> [COSE DA FARE]
(1) Secondo l'intervista a Rey, per quanti anni ha guidato l'Autorità per l'informatica nella pubblica amministrazione?
(2) Nell'intervista a Rey, riscrivi sotto forma di elenco il paragrafo che comincia con "Guido M. Rey è ritornato", mantenendo i fatti principali.
(3) Nell'intervista a Rey, trascrivi il passo da "Intervista di Manlio" fino a "problemi sempre aperti." compreso.

------ TESTO DA LEGGERE ------

Rey: quale innovazione per la pubblica amministrazione?
Intervista di Manlio Cammarata - 12.06.03
Guido M. Rey è ritornato ai suoi studenti della facoltà di Economia
dell'Università di Roma 3, ma non perde di vista il mondo del quale per tanto
tempo è stato molto più che un testimone, prima come presidente dell'ISTAT e
poi dell'AIPA. Dunque può essere molto istruttivo ascoltare il suo punto di
vista sull'adozione delle tecnologie nella pubblica amministrazione, sul
discusso passaggio dall'Autorità per l'informatica all'Agenzia per
l'innovazione, sull'open source. e su molti altri problemi sempre aperti.
D. Professor Rey, dieci anni fa nasceva l'Autorità per
l'informatica nella pubblica amministrazione. Lei l'ha guidata per otto anni,
proprio quelli in cui l'innovazione tecnologica ha compiuto il grande salto
verso quella che chiamiamo "società dell'informazione". E' un
passaggio che può in qualche modo dirsi compiuto o ci sono ancora difficoltà
e ritardi, in particolare nella pubblica amministrazione?
R. Confermo quello che ho sempre detto: il passaggio alla società dell'informazione
è appena iniziato ed incontra in Italia notevoli ostacoli, ma non è vero che
la PA sia in ritardo rispetto al settore privato. Non ho capito perché
bisogna far passare l'idea che la pubblica amministrazione sia composta da
persone incapaci, scarsamente professionali, e si confronti con un settore
privato di capaci, intelligenti, organizzati, preparati, motivati. Il problema
vero oggi è il settore privato, che non ha ancora capito quali sono gli
sviluppi che potrà avere la società dell'informazione e che quindi cerca di
ottenere degli aiuti pubblici per poter superare una situazione di crisi. Ma
non sono sicuro che questi aiuti siano destinati all'innovazione. E'
fisiologico, in queste fasi di sviluppo, avere un momento di riflessione,
poiché non sono chiare le prospettive. Non mi meraviglio e tanto meno mi
scandalizzo, ma pensare che la pubblica amministrazione possa risolvere questa
situazione è sbagliato, specie se non sono chiari gli obiettivi dell'intervento
e i beneficiari degli aiuti. Elargire risorse in mancanza di una strategia
rischia di risolversi in benefici per pochi senza risultati per molti.

------ DATI DI PARTENZA ------

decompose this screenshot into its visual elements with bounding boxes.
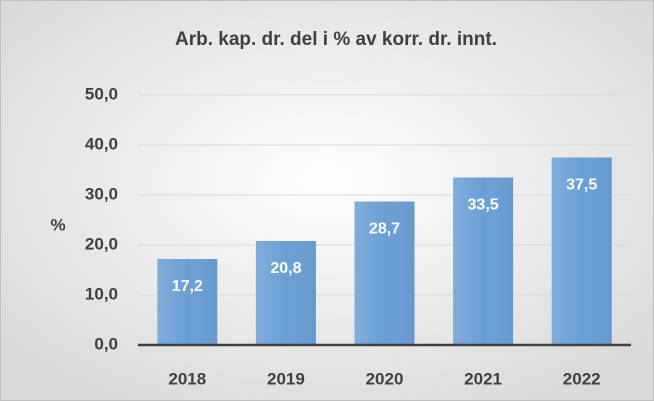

------

> [SOLUZIONI]
(1) Per otto anni.

(2)
- Guido M. Rey è tornato a insegnare agli studenti della facoltà di Economia dell'Università di Roma 3.
- Continua però a seguire il mondo di cui è stato molto più che un testimone.
- È stato presidente prima dell'ISTAT e poi dell'AIPA.
- Nell'intervista dà il suo punto di vista sull'adozione delle tecnologie nella pubblica amministrazione.
- Parla anche del discusso passaggio dall'Autorità per l'informatica all'Agenzia per l'innovazione.
- Tocca poi l'open source e molti altri problemi ancora aperti.

(3)
Intervista di Manlio Cammarata - 12.06.03
Guido M. Rey è ritornato ai suoi studenti della facoltà di Economia
dell'Università di Roma 3, ma non perde di vista il mondo del quale per tanto
tempo è stato molto più che un testimone, prima come presidente dell'ISTAT e
poi dell'AIPA. Dunque può essere molto istruttivo ascoltare il suo punto di
vista sull'adozione delle tecnologie nella pubblica amministrazione, sul
discusso passaggio dall'Autorità per l'informatica all'Agenzia per
l'innovazione, sull'open source. e su molti altri problemi sempre aperti.